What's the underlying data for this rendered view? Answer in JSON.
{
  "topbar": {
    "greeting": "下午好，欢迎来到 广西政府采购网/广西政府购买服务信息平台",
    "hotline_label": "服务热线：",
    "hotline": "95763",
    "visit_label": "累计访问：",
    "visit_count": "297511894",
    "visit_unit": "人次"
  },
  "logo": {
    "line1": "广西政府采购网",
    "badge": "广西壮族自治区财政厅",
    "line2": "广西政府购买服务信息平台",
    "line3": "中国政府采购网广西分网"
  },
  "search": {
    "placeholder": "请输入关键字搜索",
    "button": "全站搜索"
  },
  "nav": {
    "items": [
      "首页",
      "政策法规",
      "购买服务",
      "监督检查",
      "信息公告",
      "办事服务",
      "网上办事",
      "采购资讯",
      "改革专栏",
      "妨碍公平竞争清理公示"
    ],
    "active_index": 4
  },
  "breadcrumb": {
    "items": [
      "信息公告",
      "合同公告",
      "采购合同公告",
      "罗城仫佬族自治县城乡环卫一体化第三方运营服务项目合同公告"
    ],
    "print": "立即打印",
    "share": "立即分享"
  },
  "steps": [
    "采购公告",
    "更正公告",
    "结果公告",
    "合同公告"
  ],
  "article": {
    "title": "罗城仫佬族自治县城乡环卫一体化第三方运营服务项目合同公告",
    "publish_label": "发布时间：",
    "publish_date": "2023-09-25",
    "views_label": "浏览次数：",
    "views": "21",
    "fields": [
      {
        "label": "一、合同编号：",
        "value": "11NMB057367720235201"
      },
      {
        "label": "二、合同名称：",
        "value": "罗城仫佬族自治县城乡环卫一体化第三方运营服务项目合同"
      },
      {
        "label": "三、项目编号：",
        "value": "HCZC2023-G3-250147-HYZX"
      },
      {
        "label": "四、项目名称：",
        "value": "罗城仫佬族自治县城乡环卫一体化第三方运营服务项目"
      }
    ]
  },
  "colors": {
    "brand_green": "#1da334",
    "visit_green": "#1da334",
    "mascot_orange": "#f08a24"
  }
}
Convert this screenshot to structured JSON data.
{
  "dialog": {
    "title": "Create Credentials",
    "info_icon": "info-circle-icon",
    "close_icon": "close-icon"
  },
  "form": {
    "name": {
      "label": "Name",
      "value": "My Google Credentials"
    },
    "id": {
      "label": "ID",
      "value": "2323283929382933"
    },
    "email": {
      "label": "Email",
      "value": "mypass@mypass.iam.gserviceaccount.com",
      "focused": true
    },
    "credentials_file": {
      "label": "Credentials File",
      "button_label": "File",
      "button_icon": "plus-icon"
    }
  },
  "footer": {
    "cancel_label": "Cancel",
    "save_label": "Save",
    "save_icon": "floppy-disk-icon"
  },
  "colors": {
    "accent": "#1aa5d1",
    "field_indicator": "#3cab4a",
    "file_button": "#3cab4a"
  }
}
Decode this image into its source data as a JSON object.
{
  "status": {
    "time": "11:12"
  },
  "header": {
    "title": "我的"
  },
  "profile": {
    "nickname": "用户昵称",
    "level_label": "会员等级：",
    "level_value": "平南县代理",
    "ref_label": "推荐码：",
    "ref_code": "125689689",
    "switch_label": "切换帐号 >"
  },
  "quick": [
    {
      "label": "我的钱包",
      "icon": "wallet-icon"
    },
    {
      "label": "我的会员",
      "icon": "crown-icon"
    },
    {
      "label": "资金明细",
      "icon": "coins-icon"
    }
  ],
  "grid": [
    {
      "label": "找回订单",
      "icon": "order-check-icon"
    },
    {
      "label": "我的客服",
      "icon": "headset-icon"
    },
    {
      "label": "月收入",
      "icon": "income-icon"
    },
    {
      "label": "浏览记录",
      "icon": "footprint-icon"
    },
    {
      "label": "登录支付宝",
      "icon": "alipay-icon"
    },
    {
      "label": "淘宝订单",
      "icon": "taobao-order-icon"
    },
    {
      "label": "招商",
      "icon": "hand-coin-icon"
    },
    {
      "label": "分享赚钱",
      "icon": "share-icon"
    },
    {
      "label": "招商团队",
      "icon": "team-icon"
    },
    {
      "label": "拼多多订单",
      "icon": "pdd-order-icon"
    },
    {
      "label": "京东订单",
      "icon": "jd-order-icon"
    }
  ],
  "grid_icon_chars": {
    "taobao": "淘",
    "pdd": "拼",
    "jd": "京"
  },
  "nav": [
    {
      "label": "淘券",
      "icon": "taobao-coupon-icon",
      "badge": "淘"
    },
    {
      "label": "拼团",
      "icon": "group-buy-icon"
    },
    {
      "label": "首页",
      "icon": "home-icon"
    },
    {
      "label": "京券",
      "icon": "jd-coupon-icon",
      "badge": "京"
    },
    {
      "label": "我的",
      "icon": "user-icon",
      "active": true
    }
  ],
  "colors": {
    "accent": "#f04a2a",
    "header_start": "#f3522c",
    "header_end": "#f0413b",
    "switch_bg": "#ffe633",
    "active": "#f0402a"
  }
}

******************************

• [WORK TO BE COMPLETED]
Scan the material above. Copy each line that holds the word "data".

• [COMPLETE ANSWER]
What's the underlying data for this rendered view? Answer in JSON.
Convert this screenshot to structured JSON data.
Decode this image into its source data as a JSON object.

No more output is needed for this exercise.